== The exercise ==
Check each line for the word "xlabel" and give how many have it. Say nothing else.

☆ ☆ ☆ ☆ ☆

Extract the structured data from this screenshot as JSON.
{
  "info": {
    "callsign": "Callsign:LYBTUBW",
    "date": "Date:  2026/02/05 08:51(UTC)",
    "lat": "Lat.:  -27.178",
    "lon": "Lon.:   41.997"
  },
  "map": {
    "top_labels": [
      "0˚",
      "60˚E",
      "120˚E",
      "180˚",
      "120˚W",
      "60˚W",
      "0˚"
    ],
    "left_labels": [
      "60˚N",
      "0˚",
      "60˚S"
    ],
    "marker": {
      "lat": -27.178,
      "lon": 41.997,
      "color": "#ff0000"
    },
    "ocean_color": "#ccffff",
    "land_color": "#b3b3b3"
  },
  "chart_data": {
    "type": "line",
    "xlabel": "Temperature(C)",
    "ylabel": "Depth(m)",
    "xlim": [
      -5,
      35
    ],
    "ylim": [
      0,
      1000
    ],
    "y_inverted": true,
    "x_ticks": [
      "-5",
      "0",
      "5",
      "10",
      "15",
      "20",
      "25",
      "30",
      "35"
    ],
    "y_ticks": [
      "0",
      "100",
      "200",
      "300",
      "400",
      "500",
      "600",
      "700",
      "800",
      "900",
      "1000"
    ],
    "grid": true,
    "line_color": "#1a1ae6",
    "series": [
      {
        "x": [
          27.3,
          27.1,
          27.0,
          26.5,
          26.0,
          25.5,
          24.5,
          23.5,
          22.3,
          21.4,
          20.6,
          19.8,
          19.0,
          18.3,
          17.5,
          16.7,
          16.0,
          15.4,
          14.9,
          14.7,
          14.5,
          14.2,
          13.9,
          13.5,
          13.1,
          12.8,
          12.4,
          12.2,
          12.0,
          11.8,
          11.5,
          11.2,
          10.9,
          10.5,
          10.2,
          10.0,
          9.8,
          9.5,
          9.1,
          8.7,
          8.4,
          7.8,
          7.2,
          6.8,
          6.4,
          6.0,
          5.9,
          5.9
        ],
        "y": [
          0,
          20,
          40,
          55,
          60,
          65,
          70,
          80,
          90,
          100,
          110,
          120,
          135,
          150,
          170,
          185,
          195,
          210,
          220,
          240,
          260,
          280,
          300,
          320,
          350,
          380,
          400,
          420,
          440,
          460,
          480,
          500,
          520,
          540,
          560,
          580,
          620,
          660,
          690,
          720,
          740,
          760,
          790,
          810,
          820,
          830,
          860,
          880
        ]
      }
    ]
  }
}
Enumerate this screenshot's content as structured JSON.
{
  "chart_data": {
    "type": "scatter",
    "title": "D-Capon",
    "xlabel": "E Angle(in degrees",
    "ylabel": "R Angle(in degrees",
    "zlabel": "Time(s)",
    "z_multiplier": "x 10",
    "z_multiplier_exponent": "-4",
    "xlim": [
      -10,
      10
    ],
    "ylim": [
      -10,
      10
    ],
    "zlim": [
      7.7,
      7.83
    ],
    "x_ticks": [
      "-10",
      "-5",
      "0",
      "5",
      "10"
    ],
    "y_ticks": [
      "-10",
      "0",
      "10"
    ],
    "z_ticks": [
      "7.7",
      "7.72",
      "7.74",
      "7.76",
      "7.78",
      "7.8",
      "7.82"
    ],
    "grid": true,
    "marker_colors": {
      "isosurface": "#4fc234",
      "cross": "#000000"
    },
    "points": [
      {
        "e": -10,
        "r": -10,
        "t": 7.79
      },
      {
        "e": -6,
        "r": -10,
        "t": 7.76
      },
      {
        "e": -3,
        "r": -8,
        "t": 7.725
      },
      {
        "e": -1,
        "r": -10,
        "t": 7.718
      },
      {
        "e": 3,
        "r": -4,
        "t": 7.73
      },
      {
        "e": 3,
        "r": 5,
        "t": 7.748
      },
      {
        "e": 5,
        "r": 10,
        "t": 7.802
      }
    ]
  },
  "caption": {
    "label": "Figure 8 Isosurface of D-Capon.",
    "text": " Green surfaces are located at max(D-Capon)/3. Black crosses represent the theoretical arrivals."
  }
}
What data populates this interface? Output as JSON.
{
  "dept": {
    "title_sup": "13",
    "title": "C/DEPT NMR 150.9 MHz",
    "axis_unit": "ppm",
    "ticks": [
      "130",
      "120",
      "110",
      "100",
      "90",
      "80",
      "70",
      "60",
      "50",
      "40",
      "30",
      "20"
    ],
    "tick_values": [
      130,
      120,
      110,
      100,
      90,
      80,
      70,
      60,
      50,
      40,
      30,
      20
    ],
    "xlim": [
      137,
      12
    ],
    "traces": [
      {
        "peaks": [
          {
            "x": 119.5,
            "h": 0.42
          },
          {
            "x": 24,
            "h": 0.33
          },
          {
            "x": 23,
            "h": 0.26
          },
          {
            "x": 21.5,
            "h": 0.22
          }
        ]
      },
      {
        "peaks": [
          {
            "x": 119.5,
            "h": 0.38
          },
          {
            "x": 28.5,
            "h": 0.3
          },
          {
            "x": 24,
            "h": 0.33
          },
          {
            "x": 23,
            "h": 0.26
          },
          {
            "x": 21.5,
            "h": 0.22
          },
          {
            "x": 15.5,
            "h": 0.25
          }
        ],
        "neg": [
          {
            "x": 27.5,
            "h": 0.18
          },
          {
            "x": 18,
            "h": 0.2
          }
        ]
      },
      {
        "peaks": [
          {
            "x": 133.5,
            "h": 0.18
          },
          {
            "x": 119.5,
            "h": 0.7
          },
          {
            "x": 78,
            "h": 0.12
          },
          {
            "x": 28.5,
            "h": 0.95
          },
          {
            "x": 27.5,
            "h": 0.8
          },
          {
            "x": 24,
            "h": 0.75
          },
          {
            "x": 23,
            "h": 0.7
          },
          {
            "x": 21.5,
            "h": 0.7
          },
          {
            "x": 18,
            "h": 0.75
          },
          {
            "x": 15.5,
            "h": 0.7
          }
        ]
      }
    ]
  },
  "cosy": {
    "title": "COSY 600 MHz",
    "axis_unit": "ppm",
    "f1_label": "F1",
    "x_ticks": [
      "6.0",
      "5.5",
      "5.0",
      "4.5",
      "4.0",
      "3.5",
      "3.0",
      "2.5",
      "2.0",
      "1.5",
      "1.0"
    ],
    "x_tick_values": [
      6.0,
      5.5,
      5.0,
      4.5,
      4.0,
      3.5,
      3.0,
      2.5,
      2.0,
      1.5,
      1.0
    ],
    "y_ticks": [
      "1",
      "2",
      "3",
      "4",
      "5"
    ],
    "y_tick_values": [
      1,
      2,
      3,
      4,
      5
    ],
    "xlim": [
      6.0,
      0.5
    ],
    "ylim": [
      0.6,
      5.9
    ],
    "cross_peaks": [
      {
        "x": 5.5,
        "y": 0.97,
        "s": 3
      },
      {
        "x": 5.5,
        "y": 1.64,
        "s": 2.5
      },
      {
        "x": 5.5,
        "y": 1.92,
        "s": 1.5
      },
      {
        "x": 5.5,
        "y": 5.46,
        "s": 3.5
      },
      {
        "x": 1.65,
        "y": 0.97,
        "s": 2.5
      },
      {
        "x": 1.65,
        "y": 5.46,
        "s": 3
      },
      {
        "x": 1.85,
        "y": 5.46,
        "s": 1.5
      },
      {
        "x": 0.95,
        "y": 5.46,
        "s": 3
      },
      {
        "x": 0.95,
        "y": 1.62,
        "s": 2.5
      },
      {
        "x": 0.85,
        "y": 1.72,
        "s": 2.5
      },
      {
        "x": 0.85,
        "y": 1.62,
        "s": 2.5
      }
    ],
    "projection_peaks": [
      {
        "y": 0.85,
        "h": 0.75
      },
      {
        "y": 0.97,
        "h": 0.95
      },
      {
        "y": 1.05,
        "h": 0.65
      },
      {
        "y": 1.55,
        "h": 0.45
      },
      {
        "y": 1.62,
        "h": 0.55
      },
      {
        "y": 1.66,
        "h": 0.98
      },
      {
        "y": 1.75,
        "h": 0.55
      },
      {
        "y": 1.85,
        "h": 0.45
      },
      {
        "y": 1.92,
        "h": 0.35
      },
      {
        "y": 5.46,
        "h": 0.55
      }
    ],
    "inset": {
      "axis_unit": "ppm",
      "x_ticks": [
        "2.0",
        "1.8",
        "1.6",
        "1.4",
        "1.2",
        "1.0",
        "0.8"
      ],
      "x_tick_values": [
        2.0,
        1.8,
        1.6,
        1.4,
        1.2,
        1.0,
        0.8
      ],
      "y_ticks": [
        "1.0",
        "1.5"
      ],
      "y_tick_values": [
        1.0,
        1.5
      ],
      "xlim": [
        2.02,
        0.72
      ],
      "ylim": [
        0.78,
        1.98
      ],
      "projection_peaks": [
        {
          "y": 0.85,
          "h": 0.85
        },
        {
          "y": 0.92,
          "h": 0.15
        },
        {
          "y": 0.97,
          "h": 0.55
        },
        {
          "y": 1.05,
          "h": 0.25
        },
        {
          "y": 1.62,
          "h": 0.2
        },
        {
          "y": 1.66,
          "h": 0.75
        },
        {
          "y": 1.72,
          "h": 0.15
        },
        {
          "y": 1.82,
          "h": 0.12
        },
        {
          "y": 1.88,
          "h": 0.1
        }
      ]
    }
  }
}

☆ ☆ ☆ ☆ ☆

== Right answer ==
2